● Information supplied
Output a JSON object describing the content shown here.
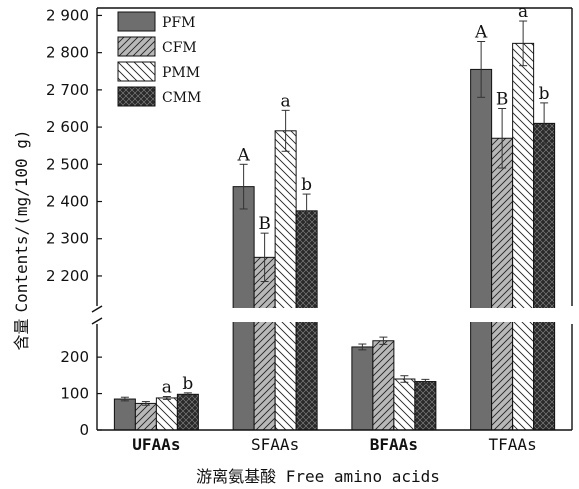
{
  "chart_data": {
    "type": "bar",
    "xlabel": "游离氨基酸 Free amino acids",
    "ylabel_cn": "含量",
    "ylabel_en": "Contents/(mg/100 g)",
    "categories": [
      "UFAAs",
      "SFAAs",
      "BFAAs",
      "TFAAs"
    ],
    "bold_categories": [
      "UFAAs",
      "BFAAs"
    ],
    "axis_break": true,
    "lower_ylim": [
      0,
      280
    ],
    "lower_ticks": [
      0,
      100,
      200
    ],
    "lower_tick_labels": [
      "0",
      "100",
      "200"
    ],
    "upper_ylim": [
      2130,
      2920
    ],
    "upper_ticks": [
      2200,
      2300,
      2400,
      2500,
      2600,
      2700,
      2800,
      2900
    ],
    "upper_tick_labels": [
      "2 200",
      "2 300",
      "2 400",
      "2 500",
      "2 600",
      "2 700",
      "2 800",
      "2 900"
    ],
    "legend_position": "top-left",
    "series": [
      {
        "name": "PFM",
        "pattern": "solid",
        "color": "#6e6e6e",
        "values": [
          85,
          2440,
          228,
          2755
        ],
        "errors": [
          5,
          60,
          8,
          75
        ]
      },
      {
        "name": "CFM",
        "pattern": "hatch-forward",
        "color": "#b0b0b0",
        "values": [
          73,
          2250,
          245,
          2570
        ],
        "errors": [
          5,
          65,
          10,
          80
        ]
      },
      {
        "name": "PMM",
        "pattern": "hatch-back",
        "color": "#ffffff",
        "values": [
          88,
          2590,
          140,
          2825
        ],
        "errors": [
          4,
          55,
          9,
          60
        ]
      },
      {
        "name": "CMM",
        "pattern": "crosshatch",
        "color": "#2a2a2a",
        "values": [
          98,
          2375,
          133,
          2610
        ],
        "errors": [
          4,
          45,
          6,
          55
        ]
      }
    ],
    "annotations": [
      {
        "category": 0,
        "series": 2,
        "text": "a"
      },
      {
        "category": 0,
        "series": 3,
        "text": "b"
      },
      {
        "category": 1,
        "series": 0,
        "text": "A"
      },
      {
        "category": 1,
        "series": 1,
        "text": "B"
      },
      {
        "category": 1,
        "series": 2,
        "text": "a"
      },
      {
        "category": 1,
        "series": 3,
        "text": "b"
      },
      {
        "category": 3,
        "series": 0,
        "text": "A"
      },
      {
        "category": 3,
        "series": 1,
        "text": "B"
      },
      {
        "category": 3,
        "series": 2,
        "text": "a"
      },
      {
        "category": 3,
        "series": 3,
        "text": "b"
      }
    ]
  }
}
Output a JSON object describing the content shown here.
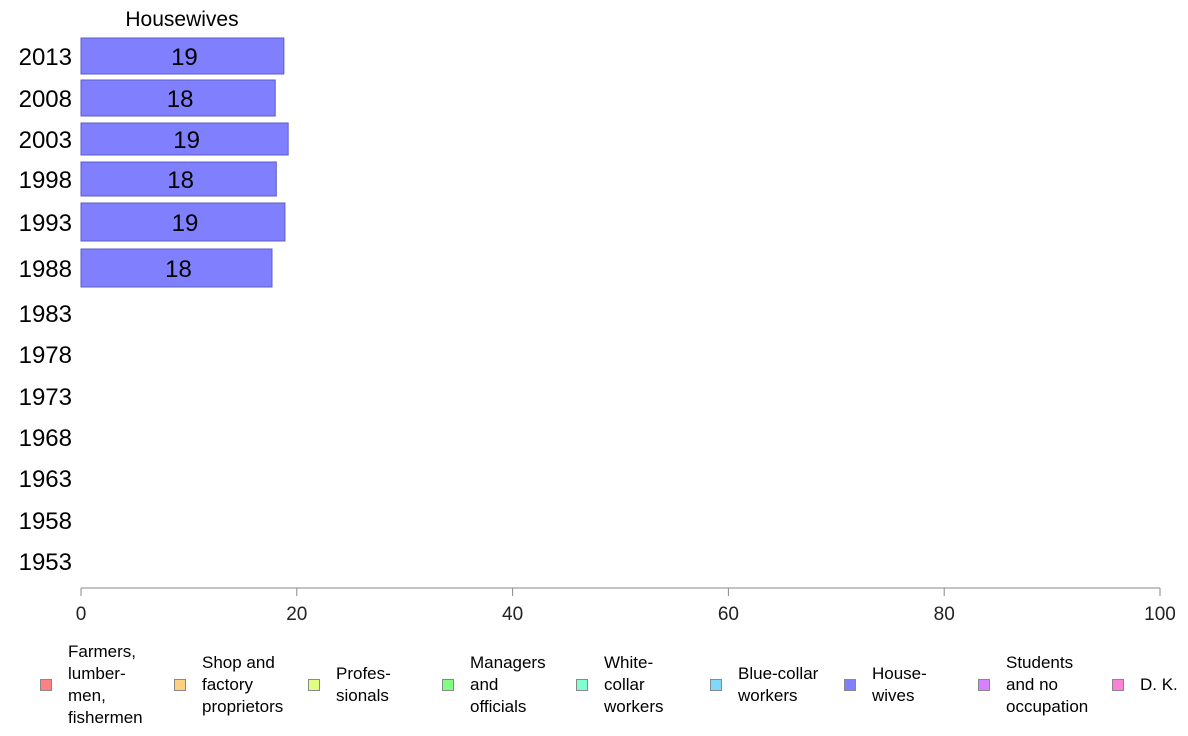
{
  "chart_data": {
    "type": "bar",
    "orientation": "horizontal",
    "title": "Housewives",
    "categories": [
      "2013",
      "2008",
      "2003",
      "1998",
      "1993",
      "1988",
      "1983",
      "1978",
      "1973",
      "1968",
      "1963",
      "1958",
      "1953"
    ],
    "series": [
      {
        "name": "House-\nwives",
        "color": "#8080ff",
        "values": [
          18.8,
          18.0,
          19.2,
          18.1,
          18.9,
          17.7,
          null,
          null,
          null,
          null,
          null,
          null,
          null
        ],
        "labels": [
          "19",
          "18",
          "19",
          "18",
          "19",
          "18",
          "",
          "",
          "",
          "",
          "",
          "",
          ""
        ]
      }
    ],
    "xlim": [
      0,
      100
    ],
    "xticks": [
      0,
      20,
      40,
      60,
      80,
      100
    ],
    "grid": false,
    "legend_position": "bottom",
    "legend": [
      {
        "label": "Farmers,\nlumber-\nmen,\nfishermen",
        "color": "#ff8080"
      },
      {
        "label": "Shop and\nfactory\nproprietors",
        "color": "#ffd080"
      },
      {
        "label": "Profes-\nsionals",
        "color": "#e0ff80"
      },
      {
        "label": "Managers\nand\nofficials",
        "color": "#80ff80"
      },
      {
        "label": "White-\ncollar\nworkers",
        "color": "#80ffd0"
      },
      {
        "label": "Blue-collar\nworkers",
        "color": "#80d8ff"
      },
      {
        "label": "House-\nwives",
        "color": "#8080ff"
      },
      {
        "label": "Students\nand no\noccupation",
        "color": "#d880ff"
      },
      {
        "label": "D. K.",
        "color": "#ff80d8"
      }
    ]
  }
}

● Set problem
Print every record above exactly as written, leaving out the pictures.

● Expected answer
Output a JSON object describing the content shown here.
{
  "chart_data": {
    "type": "bar",
    "xlabel": "游离氨基酸 Free amino acids",
    "ylabel_cn": "含量",
    "ylabel_en": "Contents/(mg/100 g)",
    "categories": [
      "UFAAs",
      "SFAAs",
      "BFAAs",
      "TFAAs"
    ],
    "bold_categories": [
      "UFAAs",
      "BFAAs"
    ],
    "axis_break": true,
    "lower_ylim": [
      0,
      280
    ],
    "lower_ticks": [
      0,
      100,
      200
    ],
    "lower_tick_labels": [
      "0",
      "100",
      "200"
    ],
    "upper_ylim": [
      2130,
      2920
    ],
    "upper_ticks": [
      2200,
      2300,
      2400,
      2500,
      2600,
      2700,
      2800,
      2900
    ],
    "upper_tick_labels": [
      "2 200",
      "2 300",
      "2 400",
      "2 500",
      "2 600",
      "2 700",
      "2 800",
      "2 900"
    ],
    "legend_position": "top-left",
    "series": [
      {
        "name": "PFM",
        "pattern": "solid",
        "color": "#6e6e6e",
        "values": [
          85,
          2440,
          228,
          2755
        ],
        "errors": [
          5,
          60,
          8,
          75
        ]
      },
      {
        "name": "CFM",
        "pattern": "hatch-forward",
        "color": "#b0b0b0",
        "values": [
          73,
          2250,
          245,
          2570
        ],
        "errors": [
          5,
          65,
          10,
          80
        ]
      },
      {
        "name": "PMM",
        "pattern": "hatch-back",
        "color": "#ffffff",
        "values": [
          88,
          2590,
          140,
          2825
        ],
        "errors": [
          4,
          55,
          9,
          60
        ]
      },
      {
        "name": "CMM",
        "pattern": "crosshatch",
        "color": "#2a2a2a",
        "values": [
          98,
          2375,
          133,
          2610
        ],
        "errors": [
          4,
          45,
          6,
          55
        ]
      }
    ],
    "annotations": [
      {
        "category": 0,
        "series": 2,
        "text": "a"
      },
      {
        "category": 0,
        "series": 3,
        "text": "b"
      },
      {
        "category": 1,
        "series": 0,
        "text": "A"
      },
      {
        "category": 1,
        "series": 1,
        "text": "B"
      },
      {
        "category": 1,
        "series": 2,
        "text": "a"
      },
      {
        "category": 1,
        "series": 3,
        "text": "b"
      },
      {
        "category": 3,
        "series": 0,
        "text": "A"
      },
      {
        "category": 3,
        "series": 1,
        "text": "B"
      },
      {
        "category": 3,
        "series": 2,
        "text": "a"
      },
      {
        "category": 3,
        "series": 3,
        "text": "b"
      }
    ]
  }
}
Output a JSON object describing the content shown here.
{
  "chart_data": {
    "type": "bar",
    "orientation": "horizontal",
    "title": "Housewives",
    "categories": [
      "2013",
      "2008",
      "2003",
      "1998",
      "1993",
      "1988",
      "1983",
      "1978",
      "1973",
      "1968",
      "1963",
      "1958",
      "1953"
    ],
    "series": [
      {
        "name": "House-\nwives",
        "color": "#8080ff",
        "values": [
          18.8,
          18.0,
          19.2,
          18.1,
          18.9,
          17.7,
          null,
          null,
          null,
          null,
          null,
          null,
          null
        ],
        "labels": [
          "19",
          "18",
          "19",
          "18",
          "19",
          "18",
          "",
          "",
          "",
          "",
          "",
          "",
          ""
        ]
      }
    ],
    "xlim": [
      0,
      100
    ],
    "xticks": [
      0,
      20,
      40,
      60,
      80,
      100
    ],
    "grid": false,
    "legend_position": "bottom",
    "legend": [
      {
        "label": "Farmers,\nlumber-\nmen,\nfishermen",
        "color": "#ff8080"
      },
      {
        "label": "Shop and\nfactory\nproprietors",
        "color": "#ffd080"
      },
      {
        "label": "Profes-\nsionals",
        "color": "#e0ff80"
      },
      {
        "label": "Managers\nand\nofficials",
        "color": "#80ff80"
      },
      {
        "label": "White-\ncollar\nworkers",
        "color": "#80ffd0"
      },
      {
        "label": "Blue-collar\nworkers",
        "color": "#80d8ff"
      },
      {
        "label": "House-\nwives",
        "color": "#8080ff"
      },
      {
        "label": "Students\nand no\noccupation",
        "color": "#d880ff"
      },
      {
        "label": "D. K.",
        "color": "#ff80d8"
      }
    ]
  }
}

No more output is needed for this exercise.